= Task requirements =
Look for the string "JSON" in every line, and copy each line that has it.

+---+

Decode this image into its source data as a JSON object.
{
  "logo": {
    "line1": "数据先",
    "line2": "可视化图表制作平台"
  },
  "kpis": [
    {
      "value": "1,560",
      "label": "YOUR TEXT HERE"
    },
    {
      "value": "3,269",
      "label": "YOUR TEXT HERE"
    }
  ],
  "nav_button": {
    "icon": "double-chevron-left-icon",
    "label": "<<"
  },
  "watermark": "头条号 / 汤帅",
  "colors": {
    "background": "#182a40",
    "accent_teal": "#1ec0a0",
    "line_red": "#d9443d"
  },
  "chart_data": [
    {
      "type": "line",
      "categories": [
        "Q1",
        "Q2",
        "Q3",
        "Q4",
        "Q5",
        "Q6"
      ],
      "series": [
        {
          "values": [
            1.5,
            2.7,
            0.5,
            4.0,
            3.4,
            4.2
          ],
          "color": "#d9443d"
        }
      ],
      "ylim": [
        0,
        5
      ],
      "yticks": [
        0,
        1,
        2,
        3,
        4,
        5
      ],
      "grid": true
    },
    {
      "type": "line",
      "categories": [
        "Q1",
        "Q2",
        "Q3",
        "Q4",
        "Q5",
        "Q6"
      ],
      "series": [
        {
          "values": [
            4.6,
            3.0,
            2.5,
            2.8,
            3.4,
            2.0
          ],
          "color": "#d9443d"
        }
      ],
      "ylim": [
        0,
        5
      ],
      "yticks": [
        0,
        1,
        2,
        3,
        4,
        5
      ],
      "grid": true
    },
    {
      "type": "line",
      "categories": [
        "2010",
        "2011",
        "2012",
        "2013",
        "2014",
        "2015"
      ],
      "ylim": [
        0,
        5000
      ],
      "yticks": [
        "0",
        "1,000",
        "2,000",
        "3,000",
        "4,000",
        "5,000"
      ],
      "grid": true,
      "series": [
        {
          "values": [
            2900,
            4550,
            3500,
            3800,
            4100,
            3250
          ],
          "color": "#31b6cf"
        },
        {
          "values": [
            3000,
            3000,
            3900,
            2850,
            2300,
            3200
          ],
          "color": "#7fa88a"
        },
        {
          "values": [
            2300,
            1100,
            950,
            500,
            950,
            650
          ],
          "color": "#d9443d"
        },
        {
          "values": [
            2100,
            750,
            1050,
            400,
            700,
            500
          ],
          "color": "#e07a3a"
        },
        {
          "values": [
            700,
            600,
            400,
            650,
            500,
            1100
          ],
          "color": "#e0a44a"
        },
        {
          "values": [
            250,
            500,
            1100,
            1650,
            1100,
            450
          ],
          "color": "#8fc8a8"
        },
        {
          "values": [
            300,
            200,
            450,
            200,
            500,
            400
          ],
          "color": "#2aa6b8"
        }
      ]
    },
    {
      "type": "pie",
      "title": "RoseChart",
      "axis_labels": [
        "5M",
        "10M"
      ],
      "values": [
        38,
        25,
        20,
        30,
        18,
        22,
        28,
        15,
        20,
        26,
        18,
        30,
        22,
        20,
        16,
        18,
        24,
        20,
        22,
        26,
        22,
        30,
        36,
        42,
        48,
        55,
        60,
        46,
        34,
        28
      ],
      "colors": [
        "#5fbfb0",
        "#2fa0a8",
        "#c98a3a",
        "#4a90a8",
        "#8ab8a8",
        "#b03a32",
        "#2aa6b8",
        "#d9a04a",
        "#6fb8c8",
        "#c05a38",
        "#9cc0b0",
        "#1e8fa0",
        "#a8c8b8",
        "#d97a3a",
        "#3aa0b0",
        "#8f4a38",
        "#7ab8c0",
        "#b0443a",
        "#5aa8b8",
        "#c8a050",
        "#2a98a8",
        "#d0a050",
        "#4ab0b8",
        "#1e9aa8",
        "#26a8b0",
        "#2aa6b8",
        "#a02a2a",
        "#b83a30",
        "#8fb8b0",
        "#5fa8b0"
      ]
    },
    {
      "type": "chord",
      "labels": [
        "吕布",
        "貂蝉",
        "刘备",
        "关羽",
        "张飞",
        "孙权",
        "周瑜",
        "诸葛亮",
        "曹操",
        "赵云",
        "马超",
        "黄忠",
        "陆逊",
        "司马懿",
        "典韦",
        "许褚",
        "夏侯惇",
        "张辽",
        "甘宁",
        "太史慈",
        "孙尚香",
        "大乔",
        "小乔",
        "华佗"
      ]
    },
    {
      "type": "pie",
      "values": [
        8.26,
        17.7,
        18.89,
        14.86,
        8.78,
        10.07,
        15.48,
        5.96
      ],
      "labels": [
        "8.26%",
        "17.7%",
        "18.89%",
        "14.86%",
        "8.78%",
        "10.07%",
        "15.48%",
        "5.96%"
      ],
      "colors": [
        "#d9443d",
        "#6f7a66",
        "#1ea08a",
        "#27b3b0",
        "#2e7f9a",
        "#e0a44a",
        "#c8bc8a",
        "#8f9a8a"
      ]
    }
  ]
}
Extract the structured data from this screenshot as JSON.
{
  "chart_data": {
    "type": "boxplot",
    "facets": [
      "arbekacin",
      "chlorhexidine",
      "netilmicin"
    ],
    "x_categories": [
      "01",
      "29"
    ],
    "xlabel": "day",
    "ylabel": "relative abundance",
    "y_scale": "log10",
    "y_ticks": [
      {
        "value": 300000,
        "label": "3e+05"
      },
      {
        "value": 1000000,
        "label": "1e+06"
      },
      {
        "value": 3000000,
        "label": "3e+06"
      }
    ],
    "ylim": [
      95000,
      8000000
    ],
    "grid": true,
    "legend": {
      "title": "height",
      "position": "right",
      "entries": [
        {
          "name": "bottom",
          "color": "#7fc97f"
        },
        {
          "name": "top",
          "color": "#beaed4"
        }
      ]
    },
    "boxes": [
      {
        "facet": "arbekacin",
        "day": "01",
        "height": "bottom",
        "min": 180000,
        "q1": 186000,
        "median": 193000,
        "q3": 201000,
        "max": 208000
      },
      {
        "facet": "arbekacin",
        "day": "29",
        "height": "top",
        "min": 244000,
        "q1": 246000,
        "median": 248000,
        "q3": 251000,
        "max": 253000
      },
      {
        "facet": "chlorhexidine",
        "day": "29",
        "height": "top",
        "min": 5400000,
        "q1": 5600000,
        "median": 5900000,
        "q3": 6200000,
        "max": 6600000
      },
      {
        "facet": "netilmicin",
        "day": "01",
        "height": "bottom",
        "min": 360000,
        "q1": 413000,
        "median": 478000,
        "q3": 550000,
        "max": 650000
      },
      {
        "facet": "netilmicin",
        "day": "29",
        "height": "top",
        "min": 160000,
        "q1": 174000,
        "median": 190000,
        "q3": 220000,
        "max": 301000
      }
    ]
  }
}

+---+

= Written solution =
Decode this image into its source data as a JSON object.
Extract the structured data from this screenshot as JSON.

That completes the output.